— Goal —
Copy all lines of the listing that include the string "предосторожности".

— Excerpted records —
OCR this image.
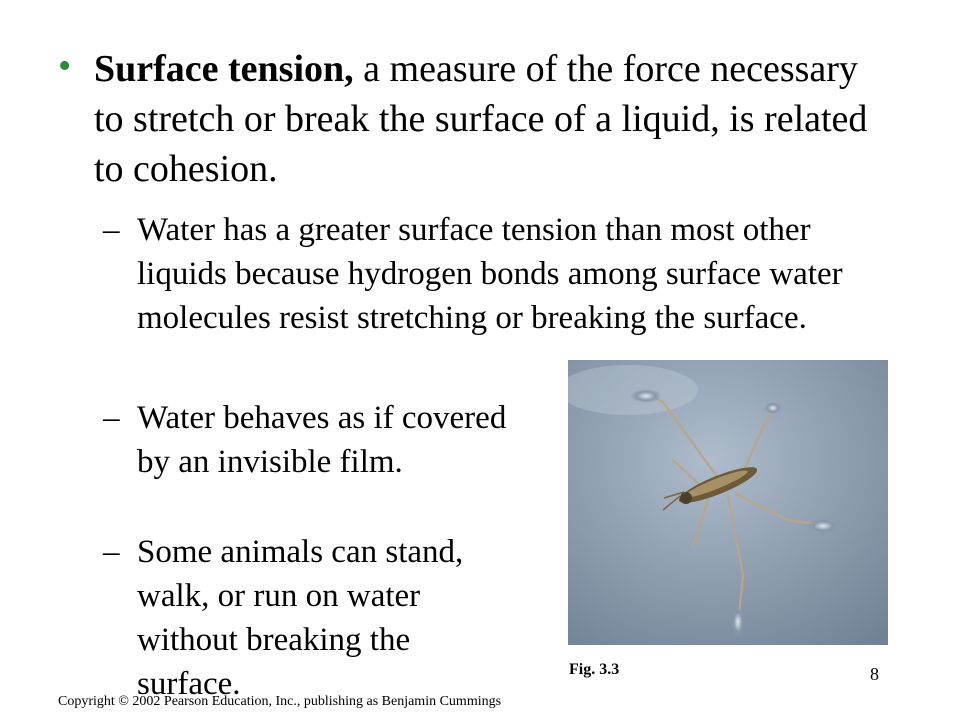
• Surface tension, a measure of the force necessary to stretch or break the surface of a liquid, is related to cohesion.
– Water has a greater surface tension than most other liquids because hydrogen bonds among surface water molecules resist stretching or breaking the surface.
– Water behaves as if covered by an invisible film.
– Some animals can stand, walk, or run on water without breaking the surface.	Fig. 3.3	8
Copyright © 2002 Pearson Education, Inc., publishing as Benjamin Cummings
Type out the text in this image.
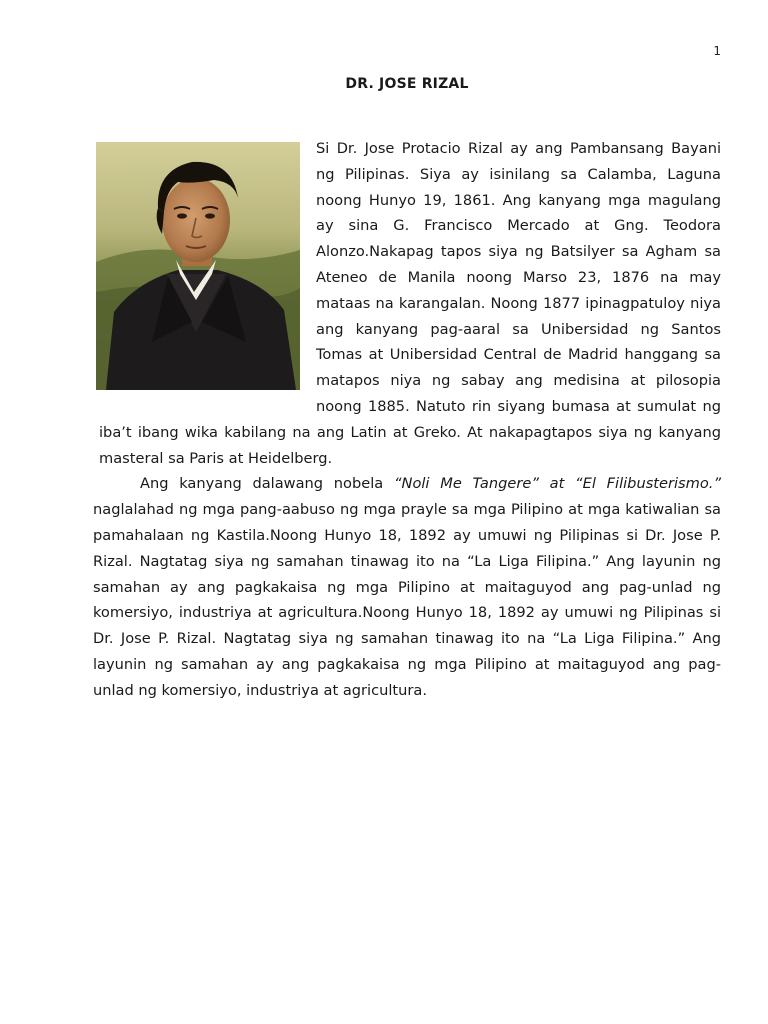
1
DR. JOSE RIZAL

Si Dr. Jose Protacio Rizal ay ang Pambansang Bayani ng Pilipinas. Siya ay isinilang sa Calamba, Laguna noong Hunyo 19, 1861. Ang kanyang mga magulang ay sina G. Francisco Mercado at Gng. Teodora Alonzo.Nakapag tapos siya ng Batsilyer sa Agham sa Ateneo de Manila noong Marso 23, 1876 na may mataas na karangalan. Noong 1877 ipinagpatuloy niya ang kanyang pag-aaral sa Unibersidad ng Santos Tomas at Unibersidad Central de Madrid hanggang sa matapos niya ng sabay ang medisina at pilosopia noong 1885. Natuto rin siyang bumasa at sumulat ng iba’t ibang wika kabilang na ang Latin at Greko. At nakapagtapos siya ng kanyang masteral sa Paris at Heidelberg.

Ang kanyang dalawang nobela “Noli Me Tangere” at “El Filibusterismo.” naglalahad ng mga pang-aabuso ng mga prayle sa mga Pilipino at mga katiwalian sa pamahalaan ng Kastila.Noong Hunyo 18, 1892 ay umuwi ng Pilipinas si Dr. Jose P. Rizal. Nagtatag siya ng samahan tinawag ito na “La Liga Filipina.” Ang layunin ng samahan ay ang pagkakaisa ng mga Pilipino at maitaguyod ang pag-unlad ng komersiyo, industriya at agricultura.Noong Hunyo 18, 1892 ay umuwi ng Pilipinas si Dr. Jose P. Rizal. Nagtatag siya ng samahan tinawag ito na “La Liga Filipina.” Ang layunin ng samahan ay ang pagkakaisa ng mga Pilipino at maitaguyod ang pag-unlad ng komersiyo, industriya at agricultura.
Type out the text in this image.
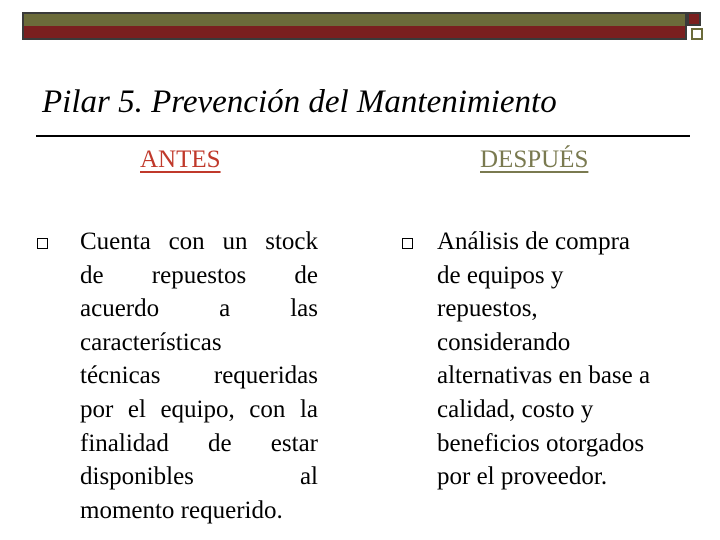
Pilar 5. Prevención del Mantenimiento
ANTES	DESPUÉS

Cuenta con un stock
de repuestos de
acuerdo a las
características
técnicas requeridas
por el equipo, con la
finalidad de estar
disponibles al
momento requerido.

Análisis de compra
de equipos y
repuestos,
considerando
alternativas en base a
calidad, costo y
beneficios otorgados
por el proveedor.
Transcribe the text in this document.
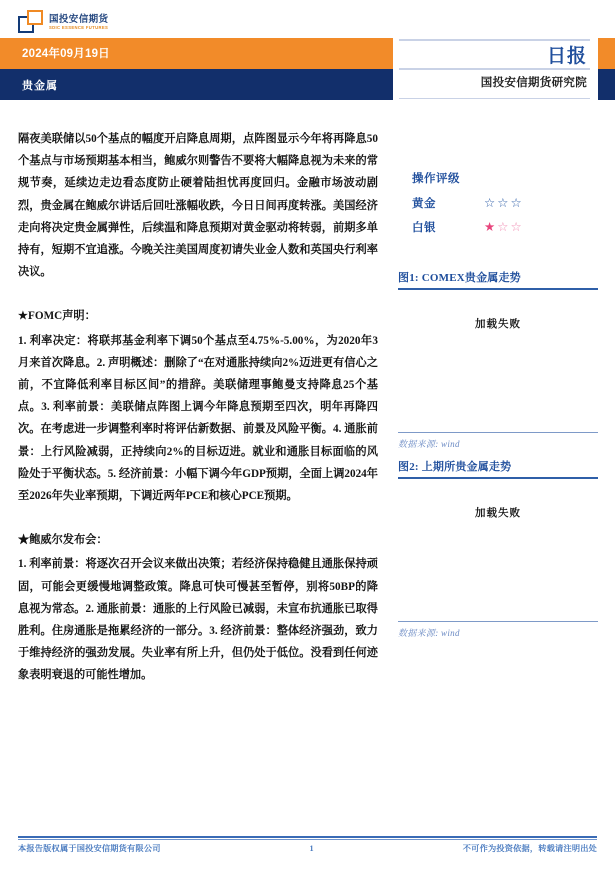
国投安信期货
SDIC ESSENCE FUTURES
2024年09月19日
贵金属
日报
国投安信期货研究院

隔夜美联储以50个基点的幅度开启降息周期，点阵图显示今年将再降息50个基点与市场预期基本相当，鲍威尔则警告不要将大幅降息视为未来的常规节奏，延续边走边看态度防止硬着陆担忧再度回归。金融市场波动剧烈，贵金属在鲍威尔讲话后回吐涨幅收跌，今日日间再度转涨。美国经济走向将决定贵金属弹性，后续温和降息预期对黄金驱动将转弱，前期多单持有，短期不宜追涨。今晚关注美国周度初请失业金人数和英国央行利率决议。

★FOMC声明：

1. 利率决定：将联邦基金利率下调50个基点至4.75%-5.00%，为2020年3月来首次降息。2. 声明概述：删除了“在对通胀持续向2%迈进更有信心之前，不宜降低利率目标区间”的措辞。美联储理事鲍曼支持降息25个基点。3. 利率前景：美联储点阵图上调今年降息预期至四次，明年再降四次。在考虑进一步调整利率时将评估新数据、前景及风险平衡。4. 通胀前景：上行风险减弱，正持续向2%的目标迈进。就业和通胀目标面临的风险处于平衡状态。5. 经济前景：小幅下调今年GDP预期，全面上调2024年至2026年失业率预期，下调近两年PCE和核心PCE预期。

★鲍威尔发布会：

1. 利率前景：将逐次召开会议来做出决策；若经济保持稳健且通胀保持顽固，可能会更缓慢地调整政策。降息可快可慢甚至暂停，别将50BP的降息视为常态。2. 通胀前景：通胀的上行风险已减弱，未宣布抗通胀已取得胜利。住房通胀是拖累经济的一部分。3. 经济前景：整体经济强劲，致力于维持经济的强劲发展。失业率有所上升，但仍处于低位。没看到任何迹象表明衰退的可能性增加。

操作评级
黄金	☆ ☆ ☆
白银	★ ☆ ☆
图1: COMEX贵金属走势
加载失败
数据来源: wind
图2: 上期所贵金属走势
加载失败
数据来源: wind
本报告版权属于国投安信期货有限公司	1	不可作为投资依据，转载请注明出处
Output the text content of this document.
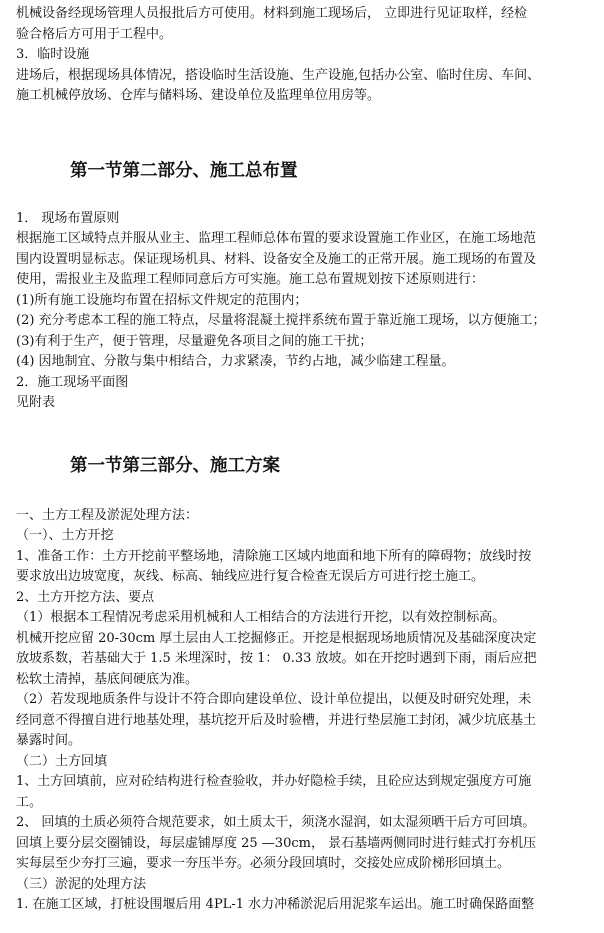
机械设备经现场管理人员报批后方可使用。材料到施工现场后， 立即进行见证取样，经检
验合格后方可用于工程中。
3．临时设施
进场后，根据现场具体情况，搭设临时生活设施、生产设施,包括办公室、临时住房、车间、
施工机械停放场、仓库与储料场、建设单位及监理单位用房等。
第一节第二部分、施工总布置
1． 现场布置原则
根据施工区域特点并服从业主、监理工程师总体布置的要求设置施工作业区，在施工场地范
围内设置明显标志。保证现场机具、材料、设备安全及施工的正常开展。施工现场的布置及
使用，需报业主及监理工程师同意后方可实施。施工总布置规划按下述原则进行：
(1)所有施工设施均布置在招标文件规定的范围内；
(2) 充分考虑本工程的施工特点，尽量将混凝土搅拌系统布置于靠近施工现场，以方便施工；
(3)有利于生产，便于管理，尽量避免各项目之间的施工干扰；
(4) 因地制宜、分散与集中相结合，力求紧凑，节约占地，减少临建工程量。
2．施工现场平面图
见附表
第一节第三部分、施工方案
一、土方工程及淤泥处理方法：
（一）、土方开挖
1、准备工作：土方开挖前平整场地，清除施工区域内地面和地下所有的障碍物；放线时按
要求放出边坡宽度，灰线、标高、轴线应进行复合检查无误后方可进行挖土施工。
2、土方开挖方法、要点
（1）根据本工程情况考虑采用机械和人工相结合的方法进行开挖，以有效控制标高。
机械开挖应留 20-30cm 厚土层由人工挖掘修正。开挖是根据现场地质情况及基础深度决定
放坡系数，若基础大于 1.5 米埋深时，按 1： 0.33 放坡。如在开挖时遇到下雨，雨后应把
松软土清掉，基底间硬底为准。
（2）若发现地质条件与设计不符合即向建设单位、设计单位提出，以便及时研究处理，未
经同意不得擅自进行地基处理，基坑挖开后及时验槽，并进行垫层施工封闭，减少坑底基土
暴露时间。
（二）土方回填
1、土方回填前，应对砼结构进行检查验收，并办好隐检手续，且砼应达到规定强度方可施
工。
2、 回填的土质必须符合规范要求，如土质太干，须浇水湿润，如太湿须晒干后方可回填。
回填上要分层交圈铺设，每层虚铺厚度 25 —30cm， 景石基墙两侧同时进行蛙式打夯机压
实每层至少夯打三遍，要求一夯压半夯。必须分段回填时，交接处应成阶梯形回填土。
（三）淤泥的处理方法
1. 在施工区域，打桩设围堰后用 4PL-1 水力冲稀淤泥后用泥浆车运出。施工时确保路面整
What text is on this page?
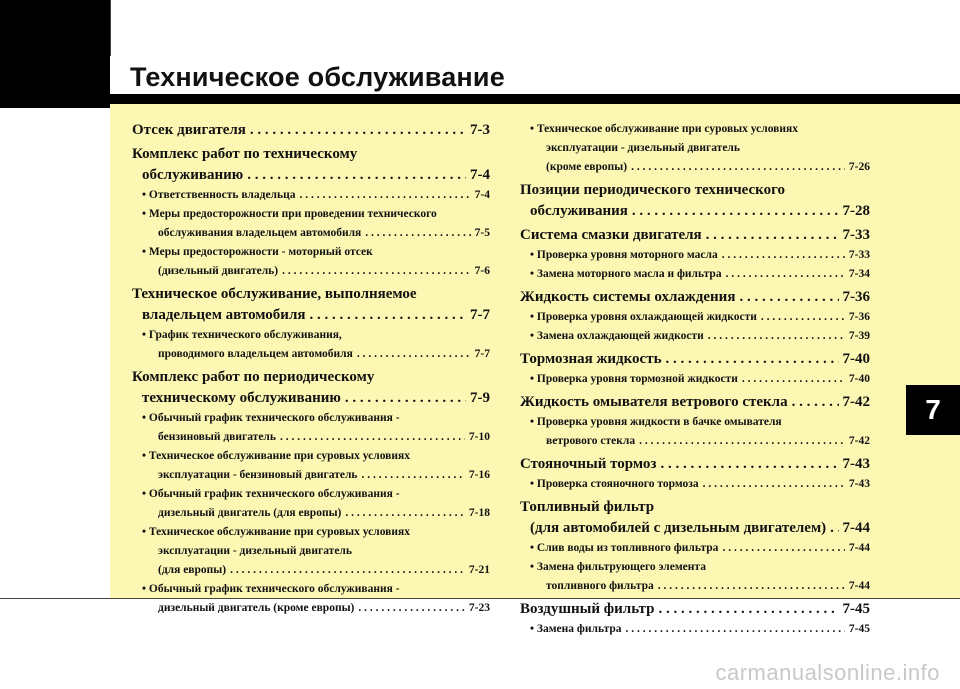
Техническое обслуживание
Отсек двигателя . . .	7-3
Комплекс работ по техническому
обслуживанию . . .	7-4
• Ответственность владельца . . .	7-4
• Меры предосторожности при проведении технического
обслуживания владельцем автомобиля . . .	7-5
• Меры предосторожности - моторный отсек
(дизельный двигатель) . . .	7-6
Техническое обслуживание, выполняемое
владельцем автомобиля . . .	7-7
• График технического обслуживания,
проводимого владельцем автомобиля . . .	7-7
Комплекс работ по периодическому
техническому обслуживанию . . .	7-9
• Обычный график технического обслуживания -
бензиновый двигатель . . .	7-10
• Техническое обслуживание при суровых условиях
эксплуатации - бензиновый двигатель . . .	7-16
• Обычный график технического обслуживания -
дизельный двигатель (для европы) . . .	7-18
• Техническое обслуживание при суровых условиях
эксплуатации - дизельный двигатель
(для европы) . . .	7-21
• Обычный график технического обслуживания -
дизельный двигатель (кроме европы) . . .	7-23
• Техническое обслуживание при суровых условиях
эксплуатации - дизельный двигатель
(кроме европы) . . .	7-26
Позиции периодического технического
обслуживания . . .	7-28
Система смазки двигателя . . .	7-33
• Проверка уровня моторного масла . . .	7-33
• Замена моторного масла и фильтра . . .	7-34
Жидкость системы охлаждения . . .	7-36
• Проверка уровня охлаждающей жидкости . . .	7-36
• Замена охлаждающей жидкости . . .	7-39
Тормозная жидкость . . .	7-40
• Проверка уровня тормозной жидкости . . .	7-40
Жидкость омывателя ветрового стекла . . .	7-42
• Проверка уровня жидкости в бачке омывателя
ветрового стекла . . .	7-42
Стояночный тормоз . . .	7-43
• Проверка стояночного тормоза . . .	7-43
Топливный фильтр
(для автомобилей с дизельным двигателем) . . . 7-44
• Слив воды из топливного фильтра . . .	7-44
• Замена фильтрующего элемента
топливного фильтра . . .	7-44
Воздушный фильтр . . .	7-45
• Замена фильтра . . .	7-45
7
carmanualsonline.info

— Output of the task —
• Меры предосторожности при проведении технического
• Меры предосторожности - моторный отсек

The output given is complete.